What to work on
Report every line below that holds the word "Schurwolle".

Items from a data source
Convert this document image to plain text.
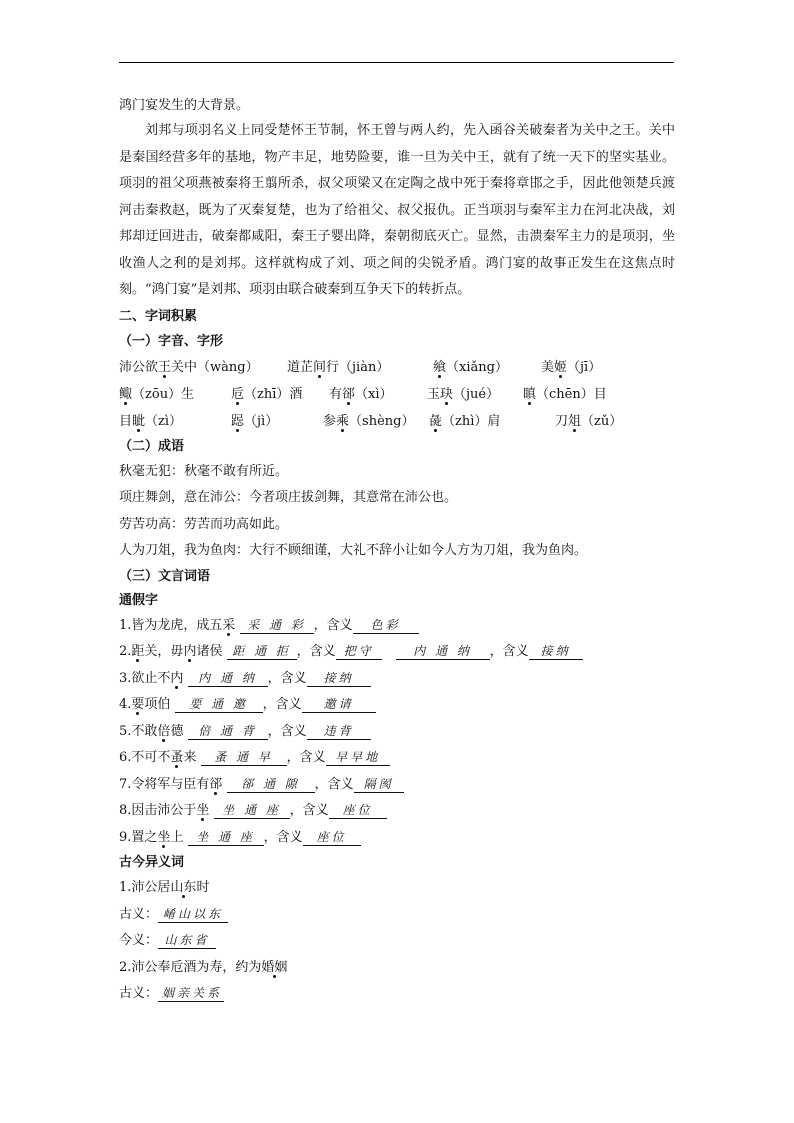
鸿门宴发生的大背景。

刘邦与项羽名义上同受楚怀王节制，怀王曾与两人约，先入函谷关破秦者为关中之王。关中是秦国经营多年的基地，物产丰足，地势险要，谁一旦为关中王，就有了统一天下的坚实基业。项羽的祖父项燕被秦将王翦所杀，叔父项梁又在定陶之战中死于秦将章邯之手，因此他领楚兵渡河击秦救赵，既为了灭秦复楚，也为了给祖父、叔父报仇。正当项羽与秦军主力在河北决战，刘邦却迂回进击，破秦都咸阳，秦王子婴出降，秦朝彻底灭亡。显然，击溃秦军主力的是项羽，坐收渔人之利的是刘邦。这样就构成了刘、项之间的尖锐矛盾。鸿门宴的故事正发生在这焦点时刻。“鸿门宴”是刘邦、项羽由联合破秦到互争天下的转折点。

二、字词积累

（一）字音、字形

沛公欲王关中（wàng） 道芷间行（jiàn）	飨（xiǎng）	美姬（jī）
鲰（zōu）生	卮（zhī）酒 有郤（xì）	玉玦（jué） 瞋（chēn）目
目眦（zì）	跽（jì）	参乘（shèng） 彘（zhì）肩	刀俎（zǔ）

（二）成语

秋毫无犯：秋毫不敢有所近。

项庄舞剑，意在沛公：今者项庄拔剑舞，其意常在沛公也。

劳苦功高：劳苦而功高如此。

人为刀俎，我为鱼肉：大行不顾细谨，大礼不辞小让如今人方为刀俎，我为鱼肉。

（三）文言词语

通假字

1.皆为龙虎，成五采 采 通 彩 ，含义 色彩

2.距关，毋内诸侯 距 通 拒 ，含义 把守	内 通 纳 ，含义 接纳

3.欲止不内 内 通 纳 ，含义 接纳

4.要项伯 要 通 邀 ，含义 邀请

5.不敢倍德 倍 通 背 ，含义 违背

6.不可不蚤来 蚤 通 早 ，含义 早早地

7.令将军与臣有郤 郤 通 隙 ，含义 隔阂

8.因击沛公于坐 坐 通 座 ，含义 座位

9.置之坐上 坐 通 座 ，含义 座位

古今异义词

1.沛公居山东时

古义： 崤山以东

今义： 山东省

2.沛公奉卮酒为寿，约为婚姻

古义： 姻亲关系
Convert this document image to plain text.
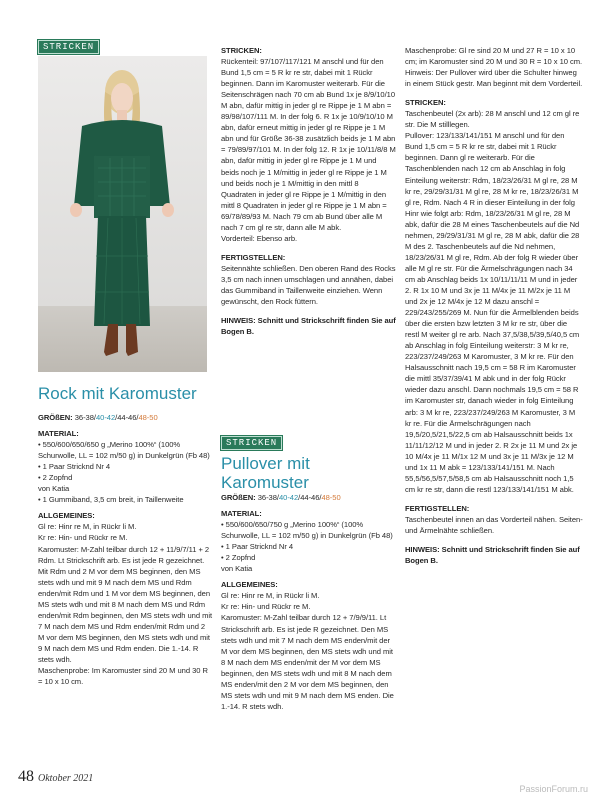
STRICKEN
Rock mit Karomuster

GRÖßEN: 36-38/40-42/44-46/48-50

MATERIAL:

• 550/600/650/650 g „Merino 100%“ (100% Schurwolle, LL = 102 m/50 g) in Dunkelgrün (Fb 48)

• 1 Paar Stricknd Nr 4

• 2 Zopfnd

von Katia

• 1 Gummiband, 3,5 cm breit, in Taillenweite

ALLGEMEINES:

Gl re: Hinr re M, in Rückr li M.

Kr re: Hin- und Rückr re M.

Karomuster: M-Zahl teilbar durch 12 + 11/9/7/11 + 2 Rdm. Lt Strickschrift arb. Es ist jede R gezeichnet. Mit Rdm und 2 M vor dem MS beginnen, den MS stets wdh und mit 9 M nach dem MS und Rdm enden/mit Rdm und 1 M vor dem MS beginnen, den MS stets wdh und mit 8 M nach dem MS und Rdm enden/mit Rdm beginnen, den MS stets wdh und mit 7 M nach dem MS und Rdm enden/mit Rdm und 2 M vor dem MS beginnen, den MS stets wdh und mit 9 M nach dem MS und Rdm enden. Die 1.-14. R stets wdh.

Maschenprobe: Im Karomuster sind 20 M und 30 R = 10 x 10 cm.

STRICKEN:

Rückenteil: 97/107/117/121 M anschl und für den Bund 1,5 cm = 5 R kr re str, dabei mit 1 Rückr beginnen. Dann im Karomuster weiterarb. Für die Seitenschrägen nach 70 cm ab Bund 1x je 8/9/10/10 M abn, dafür mittig in jeder gl re Rippe je 1 M abn = 89/98/107/111 M. In der folg 6. R 1x je 10/9/10/10 M abn, dafür erneut mittig in jeder gl re Rippe je 1 M abn und für Größe 36-38 zusätzlich beids je 1 M abn = 79/89/97/101 M. In der folg 12. R 1x je 10/11/8/8 M abn, dafür mittig in jeder gl re Rippe je 1 M und beids noch je 1 M/mittig in jeder gl re Rippe je 1 M und beids noch je 1 M/mittig in den mittl 8 Quadraten in jeder gl re Rippe je 1 M/mittig in den mittl 8 Quadraten in jeder gl re Rippe je 1 M abn = 69/78/89/93 M. Nach 79 cm ab Bund über alle M nach 7 cm gl re str, dann alle M abk.

Vorderteil: Ebenso arb.

FERTIGSTELLEN:

Seitennähte schließen. Den oberen Rand des Rocks 3,5 cm nach innen umschlagen und annähen, dabei das Gummiband in Taillenweite einziehen. Wenn gewünscht, den Rock füttern.

HINWEIS: Schnitt und Strickschrift finden Sie auf Bogen B.

STRICKEN
Pullover mit Karomuster

GRÖßEN: 36-38/40-42/44-46/48-50

MATERIAL:

• 550/600/650/750 g „Merino 100%“ (100% Schurwolle, LL = 102 m/50 g) in Dunkelgrün (Fb 48)

• 1 Paar Stricknd Nr 4

• 2 Zopfnd

von Katia

ALLGEMEINES:

Gl re: Hinr re M, in Rückr li M.

Kr re: Hin- und Rückr re M.

Karomuster: M-Zahl teilbar durch 12 + 7/9/9/11. Lt Strickschrift arb. Es ist jede R gezeichnet. Den MS stets wdh und mit 7 M nach dem MS enden/mit der M vor dem MS beginnen, den MS stets wdh und mit 8 M nach dem MS enden/mit der M vor dem MS beginnen, den MS stets wdh und mit 8 M nach dem MS enden/mit den 2 M vor dem MS beginnen, den MS stets wdh und mit 9 M nach dem MS enden. Die 1.-14. R stets wdh.

Maschenprobe: Gl re sind 20 M und 27 R = 10 x 10 cm; im Karomuster sind 20 M und 30 R = 10 x 10 cm.

Hinweis: Der Pullover wird über die Schulter hinweg in einem Stück gestr. Man beginnt mit dem Vorderteil.

STRICKEN:

Taschenbeutel (2x arb): 28 M anschl und 12 cm gl re str. Die M stilllegen.

Pullover: 123/133/141/151 M anschl und für den Bund 1,5 cm = 5 R kr re str, dabei mit 1 Rückr beginnen. Dann gl re weiterarb. Für die Taschenblenden nach 12 cm ab Anschlag in folg Einteilung weiterstr: Rdm, 18/23/26/31 M gl re, 28 M kr re, 29/29/31/31 M gl re, 28 M kr re, 18/23/26/31 M gl re, Rdm. Nach 4 R in dieser Einteilung in der folg Hinr wie folgt arb: Rdm, 18/23/26/31 M gl re, 28 M abk, dafür die 28 M eines Taschenbeutels auf die Nd nehmen, 29/29/31/31 M gl re, 28 M abk, dafür die 28 M des 2. Taschenbeutels auf die Nd nehmen, 18/23/26/31 M gl re, Rdm. Ab der folg R wieder über alle M gl re str. Für die Ärmelschrägungen nach 34 cm ab Anschlag beids 1x 10/11/11/11 M und in jeder 2. R 1x 10 M und 3x je 11 M/4x je 11 M/2x je 11 M und 2x je 12 M/4x je 12 M dazu anschl = 229/243/255/269 M. Nun für die Ärmelblenden beids über die ersten bzw letzten 3 M kr re str, über die restl M weiter gl re arb. Nach 37,5/38,5/39,5/40,5 cm ab Anschlag in folg Einteilung weiterstr: 3 M kr re, 223/237/249/263 M Karomuster, 3 M kr re. Für den Halsausschnitt nach 19,5 cm = 58 R im Karomuster die mittl 35/37/39/41 M abk und in der folg Rückr wieder dazu anschl. Dann nochmals 19,5 cm = 58 R im Karomuster str, danach wieder in folg Einteilung arb: 3 M kr re, 223/237/249/263 M Karomuster, 3 M kr re. Für die Ärmelschrägungen nach 19,5/20,5/21,5/22,5 cm ab Halsausschnitt beids 1x 11/11/12/12 M und in jeder 2. R 2x je 11 M und 2x je 10 M/4x je 11 M/1x 12 M und 3x je 11 M/3x je 12 M und 1x 11 M abk = 123/133/141/151 M. Nach 55,5/56,5/57,5/58,5 cm ab Halsausschnitt noch 1,5 cm kr re str, dann die restl 123/133/141/151 M abk.

FERTIGSTELLEN:

Taschenbeutel innen an das Vorderteil nähen. Seiten- und Ärmelnähte schließen.

HINWEIS: Schnitt und Strickschrift finden Sie auf Bogen B.

48 Oktober 2021
PassionForum.ru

Solution to this task
• 550/600/650/650 g „Merino 100%“ (100% Schurwolle, LL = 102 m/50 g) in Dunkelgrün (Fb 48)
• 550/600/650/750 g „Merino 100%“ (100% Schurwolle, LL = 102 m/50 g) in Dunkelgrün (Fb 48)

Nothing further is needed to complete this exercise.